(Structured figure records)
==========

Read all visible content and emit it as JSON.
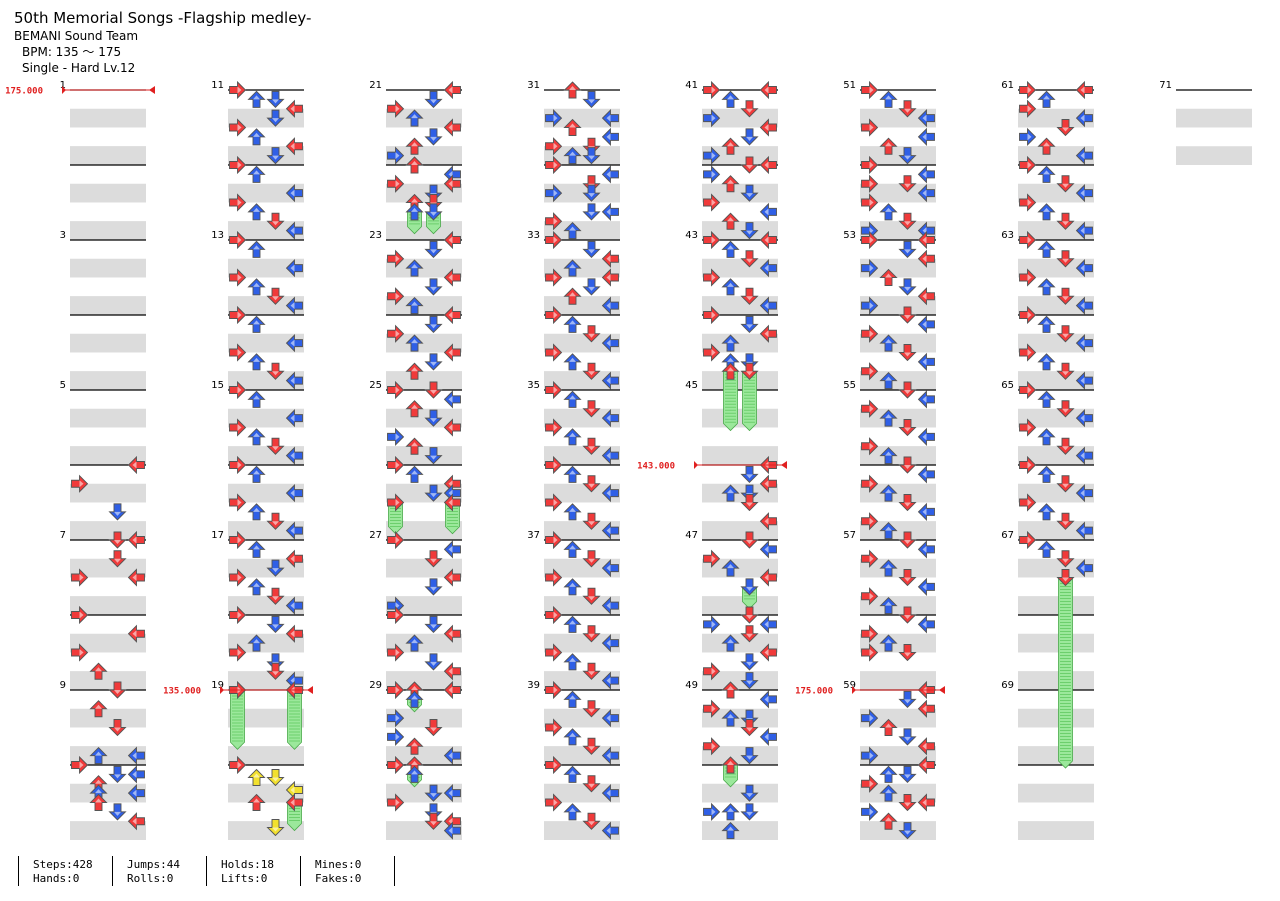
{
  "song": {
    "title": "50th Memorial Songs -Flagship medley-",
    "artist": "BEMANI Sound Team",
    "bpm": "BPM: 135 ～ 175",
    "chart": "Single - Hard  Lv.12"
  },
  "measures_total": 71,
  "bpm_changes": [
    {
      "measure": 1,
      "label": "175.000"
    },
    {
      "measure": 19,
      "label": "135.000"
    },
    {
      "measure": 46,
      "label": "143.000"
    },
    {
      "measure": 59,
      "label": "175.000"
    }
  ],
  "notes": {
    "6": "0001|0000|1000|0000|0000|0010|0000|0000",
    "7": "0011|0000|0010|0000|1001|0000|0000|0000",
    "8": "1000|0000|0001|0000|1000|0000|0100|0000",
    "9": "0010|0000|0100|0000|0020|0000|0003|0101",
    "10": "1000|0000|0011|0000|0100|0000|0101|0000|0100|0000|0010|0000|0001|0000|0000|0000",
    "11": "1000|0000|0110|0000|0001|0000|0010|0000|1000|0000|0100|0000|0001|0000|0010|0000",
    "12": "1000|0000|0100|0000|0000|0000|0001|0000|1000|0000|0100|0000|0010|0000|0001|0000",
    "13": "1000|0000|0100|0000|0000|0000|0001|0000|1000|0000|0100|0000|0010|0000|0001|0000",
    "14": "1000|0000|0100|0000|0000|0000|0001|0000|1000|0000|0100|0000|0010|0000|0001|0000",
    "15": "1000|0000|0100|0000|0000|0000|0001|0000|1000|0000|0100|0000|0010|0000|0001|0000",
    "16": "1000|0000|0100|0000|0000|0000|0001|0000|1000|0000|0100|0000|0010|0000|0001|0000",
    "17": "1000|0000|0100|0000|0001|0000|0010|0000|1000|0000|0100|0000|0010|0000|0001|0000",
    "18": "1000|0000|0010|0000|0001|0000|0100|0000|1000|0000|0010|0000|0010|0000|0001|0000",
    "19": "2002|0000|0000|0000|0000|0000|3003|0000",
    "20": "1000|0000|0110|0000|0001|0000|0102|0000|0000|0000|0013|0000",
    "21": "0001|0000|0010|0000|1000|0000|0100|0000|0001|0000|0010|0000|0100|0000|1000|0000",
    "22": "0100|0000|0001|0000|1001|0000|0010|0000|0110|0000|0220|0000|0000|0000|0330|0000",
    "23": "0001|0000|0010|0000|1000|0000|0100|0000|0001|0000|0010|0000|1000|0000|0100|0000",
    "24": "0001|0000|0010|0000|1000|0000|0100|0000|0001|0000|0010|0000|0100|0000|0000|0000",
    "25": "1010|0000|0001|0000|0100|0000|0010|0000|0001|0000|1000|0000|0100|0000|0010|0000",
    "26": "1000|0000|0100|0000|0001|0000|0011|0000|2002|0000|0000|0000|0000|0000|3003|0000",
    "27": "1000|0000|0001|0000|0010|0000|0000|0000|0001|0000|0010|0000|0000|0000|1000|0000",
    "28": "1000|0000|0010|0000|0001|0000|0100|0000|1000|0000|0010|0000|0001|0000|0000|0000",
    "29": "1101|0000|0200|0000|0300|0000|1000|0000|0010|0000|1000|0000|0100|0000|0001|0000",
    "30": "1100|0000|0200|0000|0300|0000|0011|0000|1000|0000|0010|0000|0011|0000|0001|0000",
    "31": "0100|0000|0010|0000|0000|0000|1001|0000|0100|0000|0001|0000|1010|0000|0110|0000",
    "32": "1000|0000|0001|0000|0010|0000|1020|0000|0300|0000|0011|0000|1000|0000|0100|0000",
    "33": "1000|0000|0010|0000|0001|0000|0100|0000|1001|0000|0010|0000|0100|0000|0001|0000",
    "34": "1000|0000|0100|0000|0010|0000|0001|0000|1000|0000|0100|0000|0010|0000|0001|0000",
    "35": "1000|0000|0100|0000|0010|0000|0001|0000|1000|0000|0100|0000|0010|0000|0001|0000",
    "36": "1000|0000|0100|0000|0010|0000|0001|0000|1000|0000|0100|0000|0010|0000|0001|0000",
    "37": "1000|0000|0100|0000|0010|0000|0001|0000|1000|0000|0100|0000|0010|0000|0001|0000",
    "38": "1000|0000|0100|0000|0010|0000|0001|0000|1000|0000|0100|0000|0010|0000|0001|0000",
    "39": "1000|0000|0100|0000|0010|0000|0001|0000|1000|0000|0100|0000|0010|0000|0001|0000",
    "40": "1000|0000|0100|0000|0010|0000|0001|0000|1000|0000|0100|0000|0010|0000|0001|0000",
    "41": "1001|0000|0100|0000|0010|0000|1000|0000|0001|0000|0010|0000|0100|0000|1000|0000",
    "42": "0011|0000|1000|0000|0100|0000|0010|0000|1000|0000|0001|0000|0100|0000|0010|0000",
    "43": "1001|0000|0100|0000|0010|0000|0001|0000|1000|0000|0100|0000|0010|0000|0001|0000",
    "44": "1000|0000|0010|0000|0001|0000|0100|0000|1000|0000|0110|0000|0220|0000|0000|0000",
    "45": "0000|0000|0000|0000|0330|0000|0000|0000",
    "46": "0001|0000|0010|0000|0001|0000|0110|0000|0010|0000|0000|0000|0001|0000|0000|0000",
    "47": "0010|0000|0001|0000|1000|0000|0100|0000|0001|0000|0020|0000|0000|0000|0030|0000",
    "48": "0010|0000|1001|0000|0010|0000|0100|0000|0001|0000|0010|0000|1000|0000|0010|0000",
    "49": "0100|0000|0001|0000|1000|0000|0110|0000|0010|0000|0001|0000|1000|0000|0010|0000",
    "50": "0200|0000|0000|0000|0300|0000|0010|0000|0000|0000|1110|0000|0000|0000|0100|0000",
    "51": "1000|0000|0100|0000|0010|0000|0001|0000|1000|0000|0001|0000|0100|0000|0010|0000",
    "52": "1000|0000|0001|0000|1010|0000|0001|0000|1000|0000|0100|0000|0010|0000|1001|0000",
    "53": "1001|0000|0010|0000|0001|0000|1000|0000|0100|0000|0010|0000|0001|0000|1000|0000",
    "54": "0010|0000|0001|0000|1000|0000|0100|0000|0010|0000|0001|0000|1000|0000|0100|0000",
    "55": "0010|0000|0001|0000|1000|0000|0100|0000|0010|0000|0001|0000|1000|0000|0100|0000",
    "56": "0010|0000|0001|0000|1000|0000|0100|0000|0010|0000|0001|0000|1000|0000|0100|0000",
    "57": "0010|0000|0001|0000|1000|0000|0100|0000|0010|0000|0001|0000|1000|0000|0100|0000",
    "58": "0010|0000|0001|0000|1000|0000|0100|0000|1020|0000|0000|0000|0000|0000|3003|0000",
    "59": "0001|0000|0010|0000|0001|0000|1000|0000|0100|0000|0010|0000|0001|0000|1000|0000",
    "60": "0001|0000|0110|0000|1000|0000|0100|0000|0011|0000|1000|0000|0100|0000|0010|0000",
    "61": "1001|0000|0100|0000|1000|0000|0001|0000|0010|0000|1000|0000|0100|0000|0001|0000",
    "62": "1000|0000|0100|0000|0010|0000|0001|0000|1000|0000|0100|0000|0010|0000|0001|0000",
    "63": "1000|0000|0100|0000|0010|0000|0001|0000|1000|0000|0100|0000|0010|0000|0001|0000",
    "64": "1000|0000|0100|0000|0010|0000|0001|0000|1000|0000|0100|0000|0010|0000|0001|0000",
    "65": "1000|0000|0100|0000|0010|0000|0001|0000|1000|0000|0100|0000|0010|0000|0001|0000",
    "66": "1000|0000|0100|0000|0010|0000|0001|0000|1000|0000|0100|0000|0010|0000|0001|0000",
    "67": "1000|0000|0100|0000|0010|0000|0001|0000|0020|0000|0000|0000|0000|0000|0000|0000",
    "68": "0000|0000|0000|0000|0000|0000|0000|0000",
    "69": "0000|0000|0000|0000|0000|0000|0000|0000",
    "70": "0030|0000|0000|0000|0000|0000|0000|0000"
  },
  "stats": {
    "steps": "Steps:428",
    "hands": "Hands:0",
    "jumps": "Jumps:44",
    "rolls": "Rolls:0",
    "holds": "Holds:18",
    "lifts": "Lifts:0",
    "mines": "Mines:0",
    "fakes": "Fakes:0"
  },
  "colors": {
    "quarter": "#f03a3a",
    "eighth": "#2f5fe6",
    "sixteenth": "#f2e02e",
    "hold_fill": "#9be89b",
    "hold_stripe": "#6ccf6c",
    "row_stripe": "#dcdcdc",
    "bpm_marker": "#e02020"
  }
}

==========

DIRECTIONS:
From the entries, copy out each line containing the word "label".

THE RESPONSE:
      "label": "175.000"
      "label": "135.000"
      "label": "143.000"
      "label": "175.000"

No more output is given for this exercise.